START Given information
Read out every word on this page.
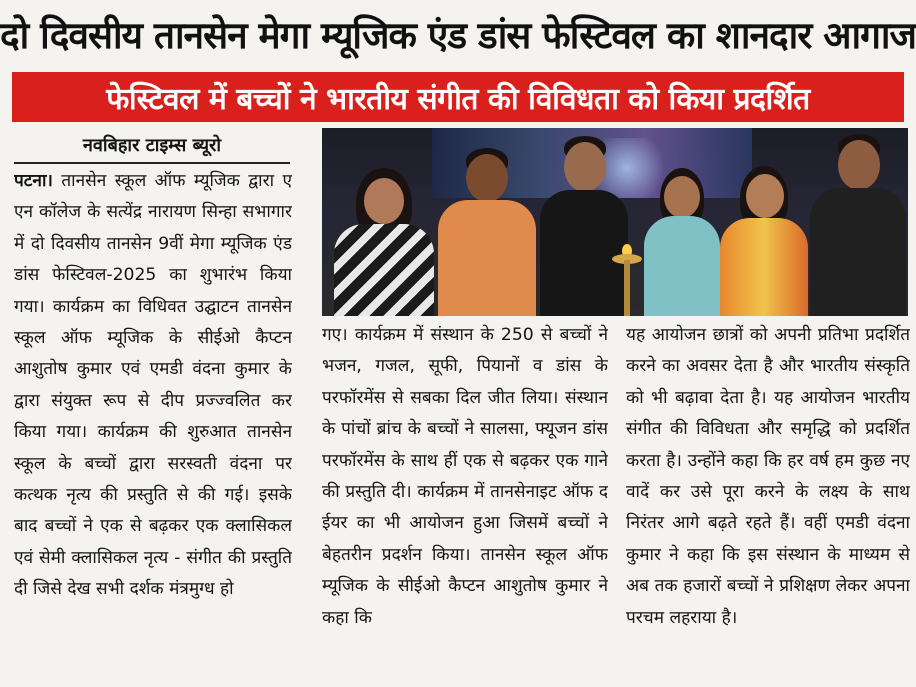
दो दिवसीय तानसेन मेगा म्यूजिक एंड डांस फेस्टिवल का शानदार आगाज
फेस्टिवल में बच्चों ने भारतीय संगीत की विविधता को किया प्रदर्शित
नवबिहार टाइम्स ब्यूरो

पटना। तानसेन स्कूल ऑफ म्यूजिक द्वारा ए एन कॉलेज के सत्येंद्र नारायण सिन्हा सभागार में दो दिवसीय तानसेन 9वीं मेगा म्यूजिक एंड डांस फेस्टिवल-2025 का शुभारंभ किया गया। कार्यक्रम का विधिवत उद्घाटन तानसेन स्कूल ऑफ म्यूजिक के सीईओ कैप्टन आशुतोष कुमार एवं एमडी वंदना कुमार के द्वारा संयुक्त रूप से दीप प्रज्ज्वलित कर किया गया। कार्यक्रम की शुरुआत तानसेन स्कूल के बच्चों द्वारा सरस्वती वंदना पर कत्थक नृत्य की प्रस्तुति से की गई। इसके बाद बच्चों ने एक से बढ़कर एक क्लासिकल एवं सेमी क्लासिकल नृत्य - संगीत की प्रस्तुति दी जिसे देख सभी दर्शक मंत्रमुग्ध हो

गए। कार्यक्रम में संस्थान के 250 से बच्चों ने भजन, गजल, सूफी, पियानों व डांस के परफॉरमेंस से सबका दिल जीत लिया। संस्थान के पांचों ब्रांच के बच्चों ने सालसा, फ्यूजन डांस परफॉरमेंस के साथ हीं एक से बढ़कर एक गाने की प्रस्तुति दी। कार्यक्रम में तानसेनाइट ऑफ द ईयर का भी आयोजन हुआ जिसमें बच्चों ने बेहतरीन प्रदर्शन किया। तानसेन स्कूल ऑफ म्यूजिक के सीईओ कैप्टन आशुतोष कुमार ने कहा कि

यह आयोजन छात्रों को अपनी प्रतिभा प्रदर्शित करने का अवसर देता है और भारतीय संस्कृति को भी बढ़ावा देता है। यह आयोजन भारतीय संगीत की विविधता और समृद्धि को प्रदर्शित करता है। उन्होंने कहा कि हर वर्ष हम कुछ नए वादें कर उसे पूरा करने के लक्ष्य के साथ निरंतर आगे बढ़ते रहते हैं। वहीं एमडी वंदना कुमार ने कहा कि इस संस्थान के माध्यम से अब तक हजारों बच्चों ने प्रशिक्षण लेकर अपना परचम लहराया है।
END Given information
Problem ::
All of the data above should be quoted exactly, except for the pictures.

Exercise solution ::
Read out every word on this page.
दो दिवसीय तानसेन मेगा म्यूजिक एंड डांस फेस्टिवल का शानदार आगाज
फेस्टिवल में बच्चों ने भारतीय संगीत की विविधता को किया प्रदर्शित
नवबिहार टाइम्स ब्यूरो

पटना। तानसेन स्कूल ऑफ म्यूजिक द्वारा ए एन कॉलेज के सत्येंद्र नारायण सिन्हा सभागार में दो दिवसीय तानसेन 9वीं मेगा म्यूजिक एंड डांस फेस्टिवल-2025 का शुभारंभ किया गया। कार्यक्रम का विधिवत उद्घाटन तानसेन स्कूल ऑफ म्यूजिक के सीईओ कैप्टन आशुतोष कुमार एवं एमडी वंदना कुमार के द्वारा संयुक्त रूप से दीप प्रज्ज्वलित कर किया गया। कार्यक्रम की शुरुआत तानसेन स्कूल के बच्चों द्वारा सरस्वती वंदना पर कत्थक नृत्य की प्रस्तुति से की गई। इसके बाद बच्चों ने एक से बढ़कर एक क्लासिकल एवं सेमी क्लासिकल नृत्य - संगीत की प्रस्तुति दी जिसे देख सभी दर्शक मंत्रमुग्ध हो

गए। कार्यक्रम में संस्थान के 250 से बच्चों ने भजन, गजल, सूफी, पियानों व डांस के परफॉरमेंस से सबका दिल जीत लिया। संस्थान के पांचों ब्रांच के बच्चों ने सालसा, फ्यूजन डांस परफॉरमेंस के साथ हीं एक से बढ़कर एक गाने की प्रस्तुति दी। कार्यक्रम में तानसेनाइट ऑफ द ईयर का भी आयोजन हुआ जिसमें बच्चों ने बेहतरीन प्रदर्शन किया। तानसेन स्कूल ऑफ म्यूजिक के सीईओ कैप्टन आशुतोष कुमार ने कहा कि

यह आयोजन छात्रों को अपनी प्रतिभा प्रदर्शित करने का अवसर देता है और भारतीय संस्कृति को भी बढ़ावा देता है। यह आयोजन भारतीय संगीत की विविधता और समृद्धि को प्रदर्शित करता है। उन्होंने कहा कि हर वर्ष हम कुछ नए वादें कर उसे पूरा करने के लक्ष्य के साथ निरंतर आगे बढ़ते रहते हैं। वहीं एमडी वंदना कुमार ने कहा कि इस संस्थान के माध्यम से अब तक हजारों बच्चों ने प्रशिक्षण लेकर अपना परचम लहराया है।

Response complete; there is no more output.